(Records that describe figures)
==================================================
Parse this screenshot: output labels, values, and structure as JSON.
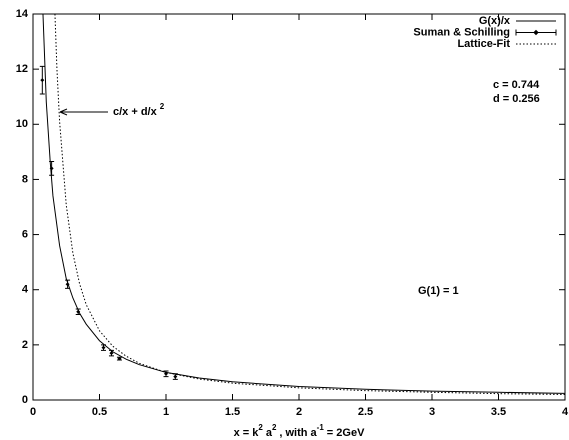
{
  "chart_data": {
    "type": "line",
    "x_label_parts": [
      {
        "text": "x = k"
      },
      {
        "text": "2",
        "sup": true
      },
      {
        "text": "a"
      },
      {
        "text": "2",
        "sup": true
      },
      {
        "text": ", with a"
      },
      {
        "text": "-1",
        "sup": true
      },
      {
        "text": "= 2GeV"
      }
    ],
    "xlim": [
      0,
      4
    ],
    "xticks": [
      0,
      0.5,
      1,
      1.5,
      2,
      2.5,
      3,
      3.5,
      4
    ],
    "ylim": [
      0,
      14
    ],
    "yticks": [
      0,
      2,
      4,
      6,
      8,
      10,
      12,
      14
    ],
    "grid": false,
    "legend": "top right",
    "series": [
      {
        "name": "G(x)/x",
        "style": "solid",
        "color": "#000000",
        "x": [
          0.075,
          0.1,
          0.13,
          0.15,
          0.2,
          0.25,
          0.3,
          0.35,
          0.4,
          0.5,
          0.6,
          0.7,
          0.8,
          1,
          1.25,
          1.5,
          2,
          2.5,
          3,
          3.5,
          4
        ],
        "values": [
          14,
          10.8,
          8.6,
          7.4,
          5.6,
          4.4,
          3.7,
          3.15,
          2.75,
          2.15,
          1.75,
          1.48,
          1.28,
          1.0,
          0.8,
          0.66,
          0.49,
          0.39,
          0.32,
          0.28,
          0.24
        ]
      },
      {
        "name": "Suman & Schilling",
        "style": "errorbars",
        "color": "#000000",
        "x": [
          0.07,
          0.14,
          0.26,
          0.34,
          0.53,
          0.59,
          0.65,
          1.0,
          1.07
        ],
        "values": [
          11.6,
          8.4,
          4.2,
          3.2,
          1.9,
          1.7,
          1.5,
          0.95,
          0.85
        ],
        "errors": [
          0.5,
          0.25,
          0.15,
          0.1,
          0.1,
          0.1,
          0.05,
          0.1,
          0.1
        ]
      },
      {
        "name": "Lattice-Fit",
        "style": "dotted",
        "color": "#000000",
        "x": [
          0.165,
          0.18,
          0.2,
          0.25,
          0.3,
          0.35,
          0.4,
          0.5,
          0.6,
          0.7,
          0.8,
          1,
          1.25,
          1.5,
          2,
          2.5,
          3,
          3.5,
          4
        ],
        "values": [
          14,
          12.0,
          10.1,
          7.07,
          5.32,
          4.22,
          3.46,
          2.51,
          1.95,
          1.59,
          1.33,
          1.0,
          0.76,
          0.61,
          0.44,
          0.34,
          0.28,
          0.23,
          0.2
        ]
      }
    ],
    "annotations": {
      "c": "c = 0.744",
      "d": "d = 0.256",
      "g1": "G(1) = 1",
      "fit_text": "c/x + d/x",
      "fit_sup": "2"
    }
  }
}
==================================================
### [Task statement]
Identify all lines in the records above with the word "name".

### [Answer for the task]
        "name": "G(x)/x",
        "name": "Suman & Schilling",
        "name": "Lattice-Fit",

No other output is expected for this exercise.